##### EXCERPTED RECORDS #####

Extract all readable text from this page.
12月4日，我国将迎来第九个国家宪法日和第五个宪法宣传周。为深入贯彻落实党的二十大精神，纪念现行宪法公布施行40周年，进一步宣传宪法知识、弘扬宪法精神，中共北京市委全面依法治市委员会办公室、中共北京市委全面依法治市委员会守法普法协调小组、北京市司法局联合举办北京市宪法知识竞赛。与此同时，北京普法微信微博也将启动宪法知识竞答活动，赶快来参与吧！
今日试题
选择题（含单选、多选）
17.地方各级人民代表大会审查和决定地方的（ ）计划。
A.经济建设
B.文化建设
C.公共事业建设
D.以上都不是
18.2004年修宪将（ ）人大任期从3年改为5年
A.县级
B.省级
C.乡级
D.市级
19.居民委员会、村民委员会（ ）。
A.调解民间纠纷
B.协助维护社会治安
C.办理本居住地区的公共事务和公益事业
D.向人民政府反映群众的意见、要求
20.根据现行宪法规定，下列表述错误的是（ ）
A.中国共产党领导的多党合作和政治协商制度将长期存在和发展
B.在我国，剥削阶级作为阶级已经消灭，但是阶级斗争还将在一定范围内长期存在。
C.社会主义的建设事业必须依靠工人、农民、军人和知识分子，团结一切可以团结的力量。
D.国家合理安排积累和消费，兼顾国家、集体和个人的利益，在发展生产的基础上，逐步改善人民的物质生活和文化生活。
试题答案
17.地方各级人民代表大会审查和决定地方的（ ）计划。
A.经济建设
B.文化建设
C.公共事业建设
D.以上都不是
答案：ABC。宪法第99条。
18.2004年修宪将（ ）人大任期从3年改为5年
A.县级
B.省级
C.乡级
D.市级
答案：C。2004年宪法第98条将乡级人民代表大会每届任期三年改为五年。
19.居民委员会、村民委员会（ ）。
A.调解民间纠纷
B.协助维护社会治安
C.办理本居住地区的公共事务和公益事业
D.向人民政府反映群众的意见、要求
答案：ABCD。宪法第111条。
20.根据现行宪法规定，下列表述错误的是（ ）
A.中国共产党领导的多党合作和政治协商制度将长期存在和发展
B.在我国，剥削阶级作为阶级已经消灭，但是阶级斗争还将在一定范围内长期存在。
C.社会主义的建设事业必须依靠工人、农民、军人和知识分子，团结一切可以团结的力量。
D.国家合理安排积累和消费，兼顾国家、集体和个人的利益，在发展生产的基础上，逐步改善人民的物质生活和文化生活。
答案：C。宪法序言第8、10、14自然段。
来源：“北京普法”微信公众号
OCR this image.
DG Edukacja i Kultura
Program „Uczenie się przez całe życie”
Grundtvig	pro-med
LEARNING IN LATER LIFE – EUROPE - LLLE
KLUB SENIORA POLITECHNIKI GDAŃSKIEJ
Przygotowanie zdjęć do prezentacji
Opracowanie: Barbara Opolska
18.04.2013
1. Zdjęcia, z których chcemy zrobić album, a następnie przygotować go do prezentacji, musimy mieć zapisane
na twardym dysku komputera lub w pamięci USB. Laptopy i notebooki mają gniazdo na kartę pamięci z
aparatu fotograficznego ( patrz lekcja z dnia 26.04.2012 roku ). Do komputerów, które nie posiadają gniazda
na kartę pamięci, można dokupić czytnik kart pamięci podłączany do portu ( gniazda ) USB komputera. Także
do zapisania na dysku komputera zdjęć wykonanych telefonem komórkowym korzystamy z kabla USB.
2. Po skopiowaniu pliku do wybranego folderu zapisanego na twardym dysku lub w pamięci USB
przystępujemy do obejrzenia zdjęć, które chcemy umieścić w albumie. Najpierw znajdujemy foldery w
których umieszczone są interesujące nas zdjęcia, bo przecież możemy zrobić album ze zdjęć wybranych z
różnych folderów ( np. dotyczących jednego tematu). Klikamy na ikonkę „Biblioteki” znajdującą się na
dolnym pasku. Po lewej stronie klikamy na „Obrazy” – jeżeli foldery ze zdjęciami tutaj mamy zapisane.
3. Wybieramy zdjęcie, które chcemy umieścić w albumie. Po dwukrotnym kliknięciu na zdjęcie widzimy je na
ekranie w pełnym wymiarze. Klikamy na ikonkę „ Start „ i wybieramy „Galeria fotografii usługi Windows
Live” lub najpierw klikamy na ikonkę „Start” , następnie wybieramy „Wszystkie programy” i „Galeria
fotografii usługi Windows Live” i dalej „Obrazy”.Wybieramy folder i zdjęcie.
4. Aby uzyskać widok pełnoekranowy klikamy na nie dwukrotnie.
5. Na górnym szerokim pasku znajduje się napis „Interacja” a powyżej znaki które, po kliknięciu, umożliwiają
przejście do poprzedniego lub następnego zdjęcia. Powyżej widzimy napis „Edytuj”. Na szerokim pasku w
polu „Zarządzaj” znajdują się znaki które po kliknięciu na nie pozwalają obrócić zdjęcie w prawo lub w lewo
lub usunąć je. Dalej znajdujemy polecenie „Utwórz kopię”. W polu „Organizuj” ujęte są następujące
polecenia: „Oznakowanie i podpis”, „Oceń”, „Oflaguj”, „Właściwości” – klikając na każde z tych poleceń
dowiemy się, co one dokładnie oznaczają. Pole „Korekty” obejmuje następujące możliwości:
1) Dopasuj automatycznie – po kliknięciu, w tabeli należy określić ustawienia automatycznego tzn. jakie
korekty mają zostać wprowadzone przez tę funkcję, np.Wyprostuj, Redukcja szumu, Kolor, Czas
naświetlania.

#####

| PROMPT |
Look for "dysku" and pull out every line that has it.

| FULL SOLUTION |
na twardym dysku komputera lub w pamięci USB. Laptopy i notebooki mają gniazdo na kartę pamięci z
do zapisania na dysku komputera zdjęć wykonanych telefonem komórkowym korzystamy z kabla USB.
2. Po skopiowaniu pliku do wybranego folderu zapisanego na twardym dysku lub w pamięci USB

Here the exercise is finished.